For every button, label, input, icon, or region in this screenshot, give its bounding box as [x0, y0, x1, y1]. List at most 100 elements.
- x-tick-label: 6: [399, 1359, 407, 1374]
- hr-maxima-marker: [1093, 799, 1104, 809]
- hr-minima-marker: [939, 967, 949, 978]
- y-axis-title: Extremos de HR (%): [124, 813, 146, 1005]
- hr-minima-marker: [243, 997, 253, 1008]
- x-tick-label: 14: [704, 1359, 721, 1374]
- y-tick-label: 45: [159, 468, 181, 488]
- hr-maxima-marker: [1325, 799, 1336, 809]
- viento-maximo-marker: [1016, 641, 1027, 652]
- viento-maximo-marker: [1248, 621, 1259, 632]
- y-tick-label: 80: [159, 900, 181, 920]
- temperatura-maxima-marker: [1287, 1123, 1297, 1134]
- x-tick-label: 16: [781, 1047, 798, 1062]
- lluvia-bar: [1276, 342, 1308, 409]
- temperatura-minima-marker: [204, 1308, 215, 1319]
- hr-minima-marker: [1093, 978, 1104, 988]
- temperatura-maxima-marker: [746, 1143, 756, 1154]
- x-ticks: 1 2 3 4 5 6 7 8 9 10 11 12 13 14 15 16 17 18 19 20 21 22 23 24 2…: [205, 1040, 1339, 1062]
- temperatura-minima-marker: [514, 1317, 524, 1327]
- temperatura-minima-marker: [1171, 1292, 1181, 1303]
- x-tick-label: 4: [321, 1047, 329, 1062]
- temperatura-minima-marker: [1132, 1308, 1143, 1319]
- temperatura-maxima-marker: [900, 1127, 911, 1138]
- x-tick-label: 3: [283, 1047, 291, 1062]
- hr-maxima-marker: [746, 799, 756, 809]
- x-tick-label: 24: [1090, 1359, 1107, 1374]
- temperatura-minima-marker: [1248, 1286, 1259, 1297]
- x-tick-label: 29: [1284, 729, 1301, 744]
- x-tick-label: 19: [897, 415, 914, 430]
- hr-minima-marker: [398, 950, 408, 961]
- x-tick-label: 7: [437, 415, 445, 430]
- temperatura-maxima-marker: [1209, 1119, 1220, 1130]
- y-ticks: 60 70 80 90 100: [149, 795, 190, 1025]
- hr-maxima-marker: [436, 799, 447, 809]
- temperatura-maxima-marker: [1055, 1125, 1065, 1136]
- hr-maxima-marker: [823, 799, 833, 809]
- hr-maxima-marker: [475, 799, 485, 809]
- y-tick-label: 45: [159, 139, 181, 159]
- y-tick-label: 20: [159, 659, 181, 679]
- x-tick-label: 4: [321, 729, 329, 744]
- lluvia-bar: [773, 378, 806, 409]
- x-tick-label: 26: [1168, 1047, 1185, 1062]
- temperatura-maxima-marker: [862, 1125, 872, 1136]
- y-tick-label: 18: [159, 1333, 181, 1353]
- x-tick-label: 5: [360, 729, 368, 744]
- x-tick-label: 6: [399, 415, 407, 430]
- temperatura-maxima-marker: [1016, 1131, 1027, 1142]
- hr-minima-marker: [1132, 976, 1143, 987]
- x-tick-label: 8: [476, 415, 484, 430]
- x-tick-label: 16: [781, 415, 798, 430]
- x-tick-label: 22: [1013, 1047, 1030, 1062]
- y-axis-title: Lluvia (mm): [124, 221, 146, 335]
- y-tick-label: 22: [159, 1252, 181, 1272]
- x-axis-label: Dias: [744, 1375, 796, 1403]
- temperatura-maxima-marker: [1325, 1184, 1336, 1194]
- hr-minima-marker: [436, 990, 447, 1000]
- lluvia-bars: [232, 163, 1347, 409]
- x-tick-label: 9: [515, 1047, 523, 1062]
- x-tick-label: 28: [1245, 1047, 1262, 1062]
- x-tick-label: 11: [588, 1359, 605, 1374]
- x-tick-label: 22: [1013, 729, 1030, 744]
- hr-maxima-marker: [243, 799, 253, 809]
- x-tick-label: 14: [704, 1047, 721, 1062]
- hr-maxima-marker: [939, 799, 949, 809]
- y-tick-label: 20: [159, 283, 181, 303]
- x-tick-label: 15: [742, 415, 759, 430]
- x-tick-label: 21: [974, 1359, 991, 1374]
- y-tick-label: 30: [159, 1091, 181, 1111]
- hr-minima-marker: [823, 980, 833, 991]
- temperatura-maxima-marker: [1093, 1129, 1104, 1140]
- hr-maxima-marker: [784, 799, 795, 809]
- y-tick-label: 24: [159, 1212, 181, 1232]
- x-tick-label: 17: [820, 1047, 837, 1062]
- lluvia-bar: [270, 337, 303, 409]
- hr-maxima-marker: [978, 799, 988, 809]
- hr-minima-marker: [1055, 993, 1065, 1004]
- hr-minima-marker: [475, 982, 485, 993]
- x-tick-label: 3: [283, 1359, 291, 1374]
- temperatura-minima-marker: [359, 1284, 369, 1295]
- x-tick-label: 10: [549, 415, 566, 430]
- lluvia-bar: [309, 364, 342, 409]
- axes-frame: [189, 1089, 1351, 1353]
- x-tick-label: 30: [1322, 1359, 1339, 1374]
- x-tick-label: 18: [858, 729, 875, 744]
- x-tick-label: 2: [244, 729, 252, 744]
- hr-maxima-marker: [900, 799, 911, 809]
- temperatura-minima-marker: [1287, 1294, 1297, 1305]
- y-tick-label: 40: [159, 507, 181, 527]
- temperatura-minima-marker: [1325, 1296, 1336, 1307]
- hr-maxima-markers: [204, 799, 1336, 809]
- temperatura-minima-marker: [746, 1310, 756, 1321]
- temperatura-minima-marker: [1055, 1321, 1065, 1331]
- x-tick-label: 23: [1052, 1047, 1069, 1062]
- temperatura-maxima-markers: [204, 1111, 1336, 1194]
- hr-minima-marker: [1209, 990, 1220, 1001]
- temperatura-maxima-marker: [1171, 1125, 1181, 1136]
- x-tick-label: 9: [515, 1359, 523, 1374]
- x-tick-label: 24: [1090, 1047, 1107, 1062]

● **Set problem**: Copy out every one of the items above, character for character, with each line unchanged and in its original order.

● **Solution to this problem**:
For every button, label, input, icon, or region in this screenshot, give its bounding box as [x0, y0, x1, y1]. List at most 100 elements.
- x-tick-label: 6: [399, 1359, 407, 1374]
- hr-maxima-marker: [1093, 799, 1104, 809]
- hr-minima-marker: [939, 967, 949, 978]
- y-axis-title: Extremos de HR (%): [124, 813, 146, 1005]
- hr-minima-marker: [243, 997, 253, 1008]
- x-tick-label: 14: [704, 1359, 721, 1374]
- y-tick-label: 45: [159, 468, 181, 488]
- hr-maxima-marker: [1325, 799, 1336, 809]
- viento-maximo-marker: [1016, 641, 1027, 652]
- viento-maximo-marker: [1248, 621, 1259, 632]
- y-tick-label: 80: [159, 900, 181, 920]
- temperatura-maxima-marker: [1287, 1123, 1297, 1134]
- x-tick-label: 16: [781, 1047, 798, 1062]
- lluvia-bar: [1276, 342, 1308, 409]
- temperatura-minima-marker: [204, 1308, 215, 1319]
- hr-minima-marker: [1093, 978, 1104, 988]
- temperatura-maxima-marker: [746, 1143, 756, 1154]
- x-ticks: 1 2 3 4 5 6 7 8 9 10 11 12 13 14 15 16 17 18 19 20 21 22 23 24 2…: [205, 1040, 1339, 1062]
- temperatura-minima-marker: [514, 1317, 524, 1327]
- temperatura-minima-marker: [1171, 1292, 1181, 1303]
- x-tick-label: 4: [321, 1047, 329, 1062]
- temperatura-minima-marker: [1132, 1308, 1143, 1319]
- temperatura-maxima-marker: [900, 1127, 911, 1138]
- x-tick-label: 3: [283, 1047, 291, 1062]
- hr-maxima-marker: [746, 799, 756, 809]
- x-tick-label: 24: [1090, 1359, 1107, 1374]
- temperatura-minima-marker: [1248, 1286, 1259, 1297]
- x-tick-label: 29: [1284, 729, 1301, 744]
- x-tick-label: 19: [897, 415, 914, 430]
- hr-minima-marker: [398, 950, 408, 961]
- x-tick-label: 7: [437, 415, 445, 430]
- temperatura-maxima-marker: [1209, 1119, 1220, 1130]
- y-ticks: 60 70 80 90 100: [149, 795, 190, 1025]
- hr-maxima-marker: [436, 799, 447, 809]
- temperatura-maxima-marker: [1055, 1125, 1065, 1136]
- hr-maxima-marker: [823, 799, 833, 809]
- hr-maxima-marker: [475, 799, 485, 809]
- y-tick-label: 45: [159, 139, 181, 159]
- y-tick-label: 20: [159, 659, 181, 679]
- x-tick-label: 4: [321, 729, 329, 744]
- lluvia-bar: [773, 378, 806, 409]
- x-tick-label: 26: [1168, 1047, 1185, 1062]
- temperatura-maxima-marker: [862, 1125, 872, 1136]
- y-tick-label: 18: [159, 1333, 181, 1353]
- x-tick-label: 5: [360, 729, 368, 744]
- x-tick-label: 6: [399, 415, 407, 430]
- temperatura-maxima-marker: [1016, 1131, 1027, 1142]
- hr-minima-marker: [1132, 976, 1143, 987]
- x-tick-label: 8: [476, 415, 484, 430]
- x-tick-label: 16: [781, 415, 798, 430]
- x-tick-label: 22: [1013, 1047, 1030, 1062]
- y-axis-title: Lluvia (mm): [124, 221, 146, 335]
- y-tick-label: 22: [159, 1252, 181, 1272]
- x-axis-label: Dias: [744, 1375, 796, 1403]
- temperatura-maxima-marker: [1325, 1184, 1336, 1194]
- hr-minima-marker: [436, 990, 447, 1000]
- lluvia-bars: [232, 163, 1347, 409]
- x-tick-label: 9: [515, 1047, 523, 1062]
- x-tick-label: 28: [1245, 1047, 1262, 1062]
- x-tick-label: 11: [588, 1359, 605, 1374]
- x-tick-label: 22: [1013, 729, 1030, 744]
- hr-maxima-marker: [243, 799, 253, 809]
- x-tick-label: 14: [704, 1047, 721, 1062]
- hr-maxima-marker: [939, 799, 949, 809]
- y-tick-label: 20: [159, 283, 181, 303]
- x-tick-label: 15: [742, 415, 759, 430]
- x-tick-label: 21: [974, 1359, 991, 1374]
- y-tick-label: 30: [159, 1091, 181, 1111]
- hr-minima-marker: [823, 980, 833, 991]
- temperatura-maxima-marker: [1093, 1129, 1104, 1140]
- hr-maxima-marker: [784, 799, 795, 809]
- y-tick-label: 24: [159, 1212, 181, 1232]
- x-tick-label: 17: [820, 1047, 837, 1062]
- lluvia-bar: [270, 337, 303, 409]
- hr-maxima-marker: [978, 799, 988, 809]
- hr-minima-marker: [1055, 993, 1065, 1004]
- hr-minima-marker: [475, 982, 485, 993]
- x-tick-label: 3: [283, 1359, 291, 1374]
- temperatura-minima-marker: [359, 1284, 369, 1295]
- x-tick-label: 10: [549, 415, 566, 430]
- lluvia-bar: [309, 364, 342, 409]
- axes-frame: [189, 1089, 1351, 1353]
- x-tick-label: 30: [1322, 1359, 1339, 1374]
- x-tick-label: 18: [858, 729, 875, 744]
- x-tick-label: 2: [244, 729, 252, 744]
- hr-maxima-marker: [900, 799, 911, 809]
- temperatura-minima-marker: [1287, 1294, 1297, 1305]
- y-tick-label: 40: [159, 507, 181, 527]
- temperatura-minima-marker: [1325, 1296, 1336, 1307]
- hr-maxima-markers: [204, 799, 1336, 809]
- temperatura-minima-marker: [746, 1310, 756, 1321]
- temperatura-minima-marker: [1055, 1321, 1065, 1331]
- x-tick-label: 23: [1052, 1047, 1069, 1062]
- temperatura-maxima-markers: [204, 1111, 1336, 1194]
- hr-minima-marker: [1209, 990, 1220, 1001]
- temperatura-maxima-marker: [1171, 1125, 1181, 1136]
- x-tick-label: 9: [515, 1359, 523, 1374]
- x-tick-label: 24: [1090, 1047, 1107, 1062]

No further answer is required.